Directive >> Locate every line in the material below that has the word "title". Copy each of those lines.

— BEGIN Supplied material —

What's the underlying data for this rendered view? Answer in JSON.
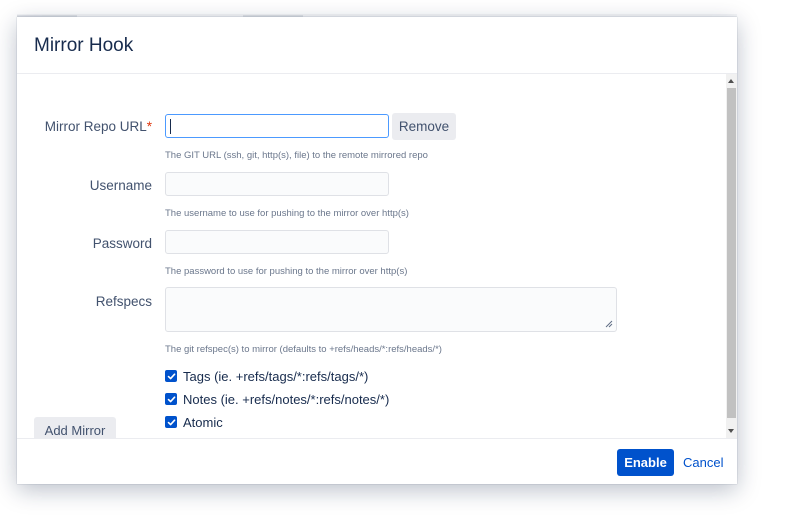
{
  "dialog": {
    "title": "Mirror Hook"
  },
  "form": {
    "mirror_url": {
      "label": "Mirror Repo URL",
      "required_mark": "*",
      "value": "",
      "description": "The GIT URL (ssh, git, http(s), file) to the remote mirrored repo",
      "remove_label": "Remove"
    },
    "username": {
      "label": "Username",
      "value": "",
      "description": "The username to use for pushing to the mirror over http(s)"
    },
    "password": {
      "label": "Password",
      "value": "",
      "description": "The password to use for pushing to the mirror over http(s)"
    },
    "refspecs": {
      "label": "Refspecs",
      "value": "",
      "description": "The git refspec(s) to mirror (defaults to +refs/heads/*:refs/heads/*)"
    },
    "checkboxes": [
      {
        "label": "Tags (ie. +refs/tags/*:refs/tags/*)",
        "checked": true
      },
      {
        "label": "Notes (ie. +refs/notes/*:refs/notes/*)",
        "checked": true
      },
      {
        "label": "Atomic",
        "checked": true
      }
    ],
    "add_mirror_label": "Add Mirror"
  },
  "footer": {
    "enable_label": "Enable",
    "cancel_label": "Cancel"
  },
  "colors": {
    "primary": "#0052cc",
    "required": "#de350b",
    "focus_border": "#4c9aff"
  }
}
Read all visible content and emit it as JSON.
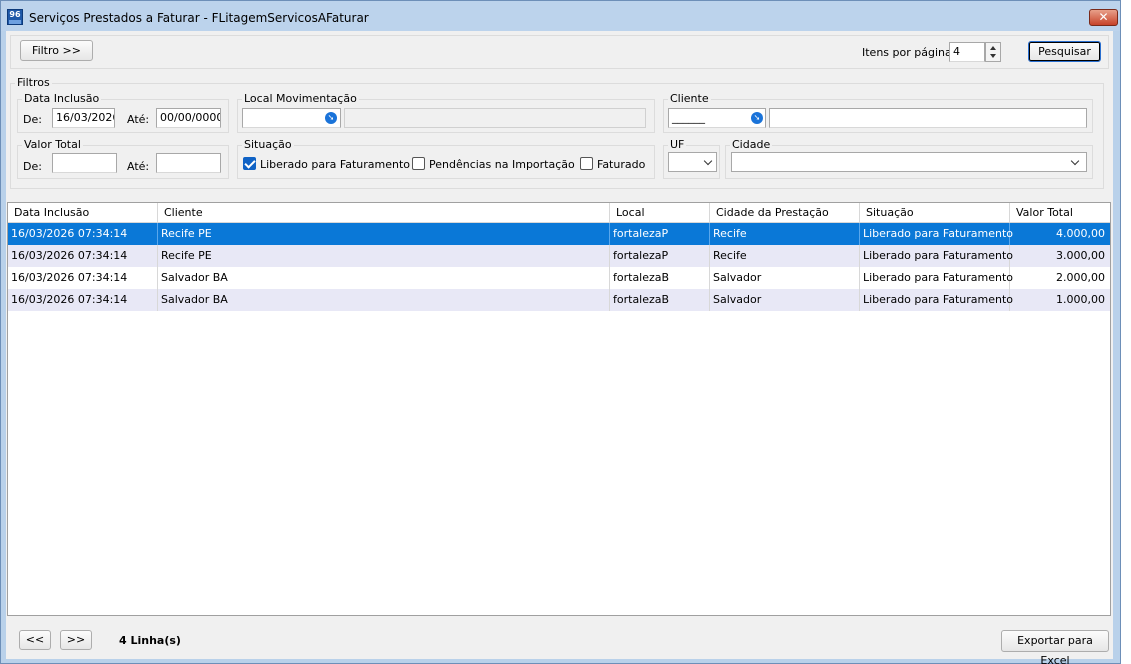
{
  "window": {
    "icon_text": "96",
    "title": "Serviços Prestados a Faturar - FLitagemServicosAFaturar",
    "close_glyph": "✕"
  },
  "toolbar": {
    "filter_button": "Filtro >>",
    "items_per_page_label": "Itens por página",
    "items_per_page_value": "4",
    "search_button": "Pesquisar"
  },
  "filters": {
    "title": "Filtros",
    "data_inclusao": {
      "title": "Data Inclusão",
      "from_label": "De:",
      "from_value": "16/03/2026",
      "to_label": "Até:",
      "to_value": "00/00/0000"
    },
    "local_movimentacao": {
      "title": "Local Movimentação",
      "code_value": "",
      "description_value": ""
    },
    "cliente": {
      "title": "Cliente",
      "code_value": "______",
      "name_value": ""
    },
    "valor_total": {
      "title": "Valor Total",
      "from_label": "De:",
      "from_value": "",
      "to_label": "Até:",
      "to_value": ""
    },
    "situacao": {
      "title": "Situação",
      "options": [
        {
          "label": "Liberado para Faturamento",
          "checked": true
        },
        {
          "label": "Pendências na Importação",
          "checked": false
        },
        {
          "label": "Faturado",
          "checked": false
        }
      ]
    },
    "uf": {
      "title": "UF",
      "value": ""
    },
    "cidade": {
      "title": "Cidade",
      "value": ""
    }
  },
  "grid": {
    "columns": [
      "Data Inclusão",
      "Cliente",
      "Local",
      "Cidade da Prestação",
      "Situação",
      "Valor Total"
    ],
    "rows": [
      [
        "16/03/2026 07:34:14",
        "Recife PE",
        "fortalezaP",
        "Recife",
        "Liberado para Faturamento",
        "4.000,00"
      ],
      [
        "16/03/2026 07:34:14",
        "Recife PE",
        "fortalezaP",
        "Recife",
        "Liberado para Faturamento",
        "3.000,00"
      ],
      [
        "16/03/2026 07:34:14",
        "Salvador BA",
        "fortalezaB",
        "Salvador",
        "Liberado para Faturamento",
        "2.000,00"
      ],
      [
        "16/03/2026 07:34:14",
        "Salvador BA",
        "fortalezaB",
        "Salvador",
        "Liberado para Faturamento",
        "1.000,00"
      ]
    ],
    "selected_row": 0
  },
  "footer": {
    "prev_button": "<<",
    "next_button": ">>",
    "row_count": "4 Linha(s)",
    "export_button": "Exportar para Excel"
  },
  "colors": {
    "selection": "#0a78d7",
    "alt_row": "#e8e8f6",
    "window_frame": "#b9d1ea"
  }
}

— END Supplied material —
— BEGIN Supplied material —

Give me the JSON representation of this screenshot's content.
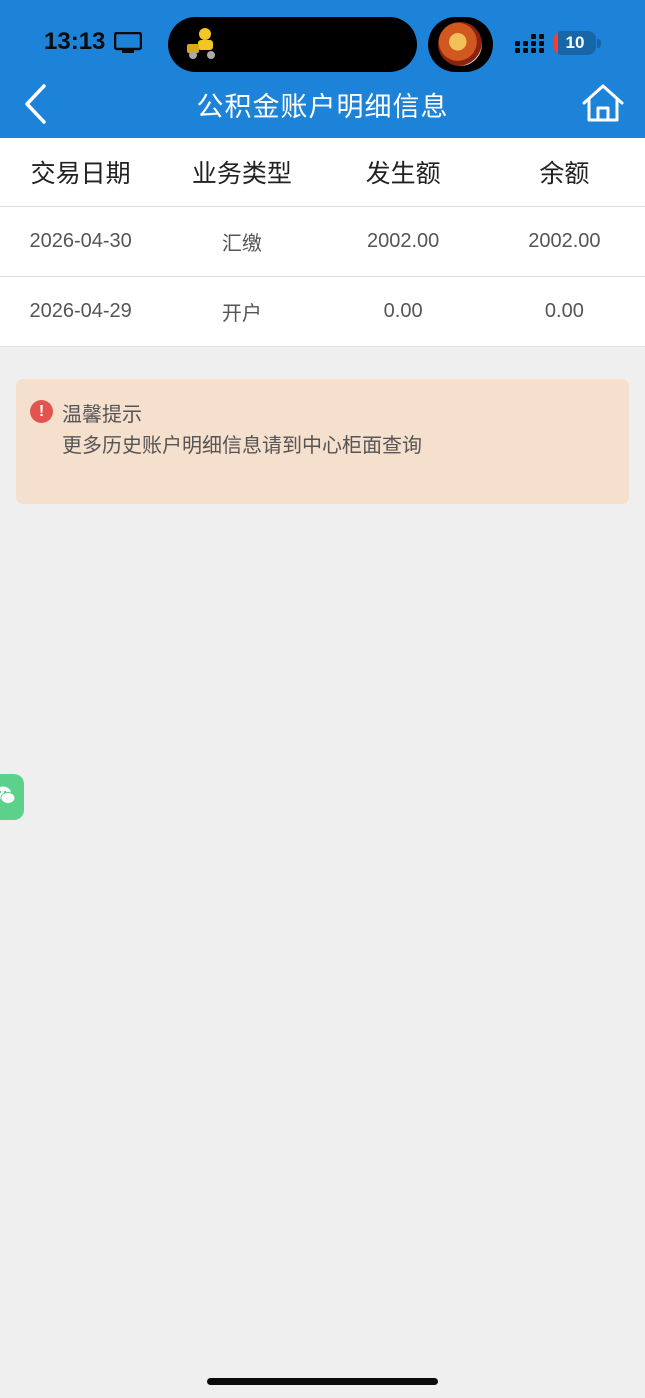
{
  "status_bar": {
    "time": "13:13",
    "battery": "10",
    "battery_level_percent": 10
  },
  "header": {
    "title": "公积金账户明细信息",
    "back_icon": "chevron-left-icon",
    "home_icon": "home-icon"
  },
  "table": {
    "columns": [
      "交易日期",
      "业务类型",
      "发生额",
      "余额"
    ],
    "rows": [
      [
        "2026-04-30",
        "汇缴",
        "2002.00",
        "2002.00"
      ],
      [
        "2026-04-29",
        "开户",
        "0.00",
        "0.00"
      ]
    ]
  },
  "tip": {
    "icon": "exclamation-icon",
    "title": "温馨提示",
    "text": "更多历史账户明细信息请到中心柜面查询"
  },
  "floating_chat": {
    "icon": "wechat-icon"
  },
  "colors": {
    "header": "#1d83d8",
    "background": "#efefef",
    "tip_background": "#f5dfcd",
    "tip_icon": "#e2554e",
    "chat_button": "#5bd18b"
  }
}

— END Supplied material —

Answer to the exercise >>
    "title": "Mirror Hook"
    "title": "Serviços Prestados a Faturar - FLitagemServicosAFaturar",
    "title": "Filtros",
      "title": "Data Inclusão",
      "title": "Local Movimentação",
      "title": "Cliente",
      "title": "Valor Total",
      "title": "Situação",
      "title": "UF",
      "title": "Cidade",
    "title": "公积金账户明细信息",
    "title": "温馨提示",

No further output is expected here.